> _Work required_:
Print the records again, character for character.

> _Given records_:
++++++++
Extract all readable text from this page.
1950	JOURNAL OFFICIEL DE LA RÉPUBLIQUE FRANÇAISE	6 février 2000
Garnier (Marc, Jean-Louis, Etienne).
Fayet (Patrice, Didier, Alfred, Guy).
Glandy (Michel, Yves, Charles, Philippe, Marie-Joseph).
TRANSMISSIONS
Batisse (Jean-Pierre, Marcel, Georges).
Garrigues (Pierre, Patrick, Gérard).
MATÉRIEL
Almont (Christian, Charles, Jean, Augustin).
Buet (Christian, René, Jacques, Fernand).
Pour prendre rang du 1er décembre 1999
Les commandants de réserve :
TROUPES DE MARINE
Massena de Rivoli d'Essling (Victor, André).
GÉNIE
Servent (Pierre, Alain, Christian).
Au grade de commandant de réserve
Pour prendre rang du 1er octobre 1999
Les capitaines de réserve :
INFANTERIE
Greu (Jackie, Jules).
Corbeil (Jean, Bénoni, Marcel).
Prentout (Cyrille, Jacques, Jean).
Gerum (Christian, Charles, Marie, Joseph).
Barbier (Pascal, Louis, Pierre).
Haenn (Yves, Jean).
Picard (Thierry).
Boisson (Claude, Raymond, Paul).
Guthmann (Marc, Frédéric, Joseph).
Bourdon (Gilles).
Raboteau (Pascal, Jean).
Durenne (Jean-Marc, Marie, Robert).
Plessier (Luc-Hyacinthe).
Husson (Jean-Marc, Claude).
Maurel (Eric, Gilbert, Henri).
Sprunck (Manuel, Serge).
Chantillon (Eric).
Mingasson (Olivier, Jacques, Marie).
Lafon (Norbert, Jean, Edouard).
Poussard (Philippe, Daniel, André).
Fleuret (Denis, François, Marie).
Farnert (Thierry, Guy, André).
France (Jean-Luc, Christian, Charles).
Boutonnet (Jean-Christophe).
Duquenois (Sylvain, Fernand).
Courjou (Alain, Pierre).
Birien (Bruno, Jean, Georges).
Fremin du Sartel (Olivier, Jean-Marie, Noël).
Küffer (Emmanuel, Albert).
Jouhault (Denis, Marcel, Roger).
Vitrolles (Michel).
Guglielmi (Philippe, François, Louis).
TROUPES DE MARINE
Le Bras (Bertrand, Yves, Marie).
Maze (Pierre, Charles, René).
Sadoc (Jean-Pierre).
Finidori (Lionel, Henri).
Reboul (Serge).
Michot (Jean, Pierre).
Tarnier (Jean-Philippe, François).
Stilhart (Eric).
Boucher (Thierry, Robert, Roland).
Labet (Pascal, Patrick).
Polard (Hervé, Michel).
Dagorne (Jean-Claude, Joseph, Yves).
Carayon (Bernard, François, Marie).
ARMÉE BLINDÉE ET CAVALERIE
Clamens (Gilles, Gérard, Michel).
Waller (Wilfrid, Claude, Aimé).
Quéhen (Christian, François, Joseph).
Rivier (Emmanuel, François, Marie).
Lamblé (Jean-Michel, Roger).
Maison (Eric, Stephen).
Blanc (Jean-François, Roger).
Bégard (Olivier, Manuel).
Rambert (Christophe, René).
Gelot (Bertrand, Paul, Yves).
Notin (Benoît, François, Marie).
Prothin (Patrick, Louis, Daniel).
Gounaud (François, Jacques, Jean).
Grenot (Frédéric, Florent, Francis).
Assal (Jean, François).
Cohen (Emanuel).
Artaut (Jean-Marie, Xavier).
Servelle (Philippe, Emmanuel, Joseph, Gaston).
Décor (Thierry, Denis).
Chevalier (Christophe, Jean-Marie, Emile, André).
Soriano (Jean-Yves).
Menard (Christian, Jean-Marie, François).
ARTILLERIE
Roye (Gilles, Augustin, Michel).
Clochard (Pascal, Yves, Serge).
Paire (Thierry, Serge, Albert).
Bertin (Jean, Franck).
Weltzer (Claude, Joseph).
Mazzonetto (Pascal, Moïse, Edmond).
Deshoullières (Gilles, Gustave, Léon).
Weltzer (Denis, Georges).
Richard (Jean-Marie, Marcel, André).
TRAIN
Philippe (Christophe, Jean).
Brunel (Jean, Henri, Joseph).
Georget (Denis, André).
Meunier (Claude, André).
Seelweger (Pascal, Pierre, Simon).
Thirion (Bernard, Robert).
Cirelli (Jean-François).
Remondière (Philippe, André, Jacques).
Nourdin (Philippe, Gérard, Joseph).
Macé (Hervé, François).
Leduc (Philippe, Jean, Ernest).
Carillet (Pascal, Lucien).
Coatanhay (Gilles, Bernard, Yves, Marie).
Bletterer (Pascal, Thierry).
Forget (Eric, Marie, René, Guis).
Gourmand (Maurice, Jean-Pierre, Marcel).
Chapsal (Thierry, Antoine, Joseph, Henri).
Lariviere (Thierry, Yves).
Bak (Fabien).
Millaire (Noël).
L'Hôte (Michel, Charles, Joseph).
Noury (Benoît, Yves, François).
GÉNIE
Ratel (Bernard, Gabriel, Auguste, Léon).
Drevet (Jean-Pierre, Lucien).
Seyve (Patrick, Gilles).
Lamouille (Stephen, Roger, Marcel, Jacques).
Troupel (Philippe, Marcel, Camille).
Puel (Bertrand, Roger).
++++++++
> _Exercise solution_:
Extract all readable text from this page.
1950	JOURNAL OFFICIEL DE LA RÉPUBLIQUE FRANÇAISE	6 février 2000
Garnier (Marc, Jean-Louis, Etienne).
Fayet (Patrice, Didier, Alfred, Guy).
Glandy (Michel, Yves, Charles, Philippe, Marie-Joseph).
TRANSMISSIONS
Batisse (Jean-Pierre, Marcel, Georges).
Garrigues (Pierre, Patrick, Gérard).
MATÉRIEL
Almont (Christian, Charles, Jean, Augustin).
Buet (Christian, René, Jacques, Fernand).
Pour prendre rang du 1er décembre 1999
Les commandants de réserve :
TROUPES DE MARINE
Massena de Rivoli d'Essling (Victor, André).
GÉNIE
Servent (Pierre, Alain, Christian).
Au grade de commandant de réserve
Pour prendre rang du 1er octobre 1999
Les capitaines de réserve :
INFANTERIE
Greu (Jackie, Jules).
Corbeil (Jean, Bénoni, Marcel).
Prentout (Cyrille, Jacques, Jean).
Gerum (Christian, Charles, Marie, Joseph).
Barbier (Pascal, Louis, Pierre).
Haenn (Yves, Jean).
Picard (Thierry).
Boisson (Claude, Raymond, Paul).
Guthmann (Marc, Frédéric, Joseph).
Bourdon (Gilles).
Raboteau (Pascal, Jean).
Durenne (Jean-Marc, Marie, Robert).
Plessier (Luc-Hyacinthe).
Husson (Jean-Marc, Claude).
Maurel (Eric, Gilbert, Henri).
Sprunck (Manuel, Serge).
Chantillon (Eric).
Mingasson (Olivier, Jacques, Marie).
Lafon (Norbert, Jean, Edouard).
Poussard (Philippe, Daniel, André).
Fleuret (Denis, François, Marie).
Farnert (Thierry, Guy, André).
France (Jean-Luc, Christian, Charles).
Boutonnet (Jean-Christophe).
Duquenois (Sylvain, Fernand).
Courjou (Alain, Pierre).
Birien (Bruno, Jean, Georges).
Fremin du Sartel (Olivier, Jean-Marie, Noël).
Küffer (Emmanuel, Albert).
Jouhault (Denis, Marcel, Roger).
Vitrolles (Michel).
Guglielmi (Philippe, François, Louis).
TROUPES DE MARINE
Le Bras (Bertrand, Yves, Marie).
Maze (Pierre, Charles, René).
Sadoc (Jean-Pierre).
Finidori (Lionel, Henri).
Reboul (Serge).
Michot (Jean, Pierre).
Tarnier (Jean-Philippe, François).
Stilhart (Eric).
Boucher (Thierry, Robert, Roland).
Labet (Pascal, Patrick).
Polard (Hervé, Michel).
Dagorne (Jean-Claude, Joseph, Yves).
Carayon (Bernard, François, Marie).
ARMÉE BLINDÉE ET CAVALERIE
Clamens (Gilles, Gérard, Michel).
Waller (Wilfrid, Claude, Aimé).
Quéhen (Christian, François, Joseph).
Rivier (Emmanuel, François, Marie).
Lamblé (Jean-Michel, Roger).
Maison (Eric, Stephen).
Blanc (Jean-François, Roger).
Bégard (Olivier, Manuel).
Rambert (Christophe, René).
Gelot (Bertrand, Paul, Yves).
Notin (Benoît, François, Marie).
Prothin (Patrick, Louis, Daniel).
Gounaud (François, Jacques, Jean).
Grenot (Frédéric, Florent, Francis).
Assal (Jean, François).
Cohen (Emanuel).
Artaut (Jean-Marie, Xavier).
Servelle (Philippe, Emmanuel, Joseph, Gaston).
Décor (Thierry, Denis).
Chevalier (Christophe, Jean-Marie, Emile, André).
Soriano (Jean-Yves).
Menard (Christian, Jean-Marie, François).
ARTILLERIE
Roye (Gilles, Augustin, Michel).
Clochard (Pascal, Yves, Serge).
Paire (Thierry, Serge, Albert).
Bertin (Jean, Franck).
Weltzer (Claude, Joseph).
Mazzonetto (Pascal, Moïse, Edmond).
Deshoullières (Gilles, Gustave, Léon).
Weltzer (Denis, Georges).
Richard (Jean-Marie, Marcel, André).
TRAIN
Philippe (Christophe, Jean).
Brunel (Jean, Henri, Joseph).
Georget (Denis, André).
Meunier (Claude, André).
Seelweger (Pascal, Pierre, Simon).
Thirion (Bernard, Robert).
Cirelli (Jean-François).
Remondière (Philippe, André, Jacques).
Nourdin (Philippe, Gérard, Joseph).
Macé (Hervé, François).
Leduc (Philippe, Jean, Ernest).
Carillet (Pascal, Lucien).
Coatanhay (Gilles, Bernard, Yves, Marie).
Bletterer (Pascal, Thierry).
Forget (Eric, Marie, René, Guis).
Gourmand (Maurice, Jean-Pierre, Marcel).
Chapsal (Thierry, Antoine, Joseph, Henri).
Lariviere (Thierry, Yves).
Bak (Fabien).
Millaire (Noël).
L'Hôte (Michel, Charles, Joseph).
Noury (Benoît, Yves, François).
GÉNIE
Ratel (Bernard, Gabriel, Auguste, Léon).
Drevet (Jean-Pierre, Lucien).
Seyve (Patrick, Gilles).
Lamouille (Stephen, Roger, Marcel, Jacques).
Troupel (Philippe, Marcel, Camille).
Puel (Bertrand, Roger).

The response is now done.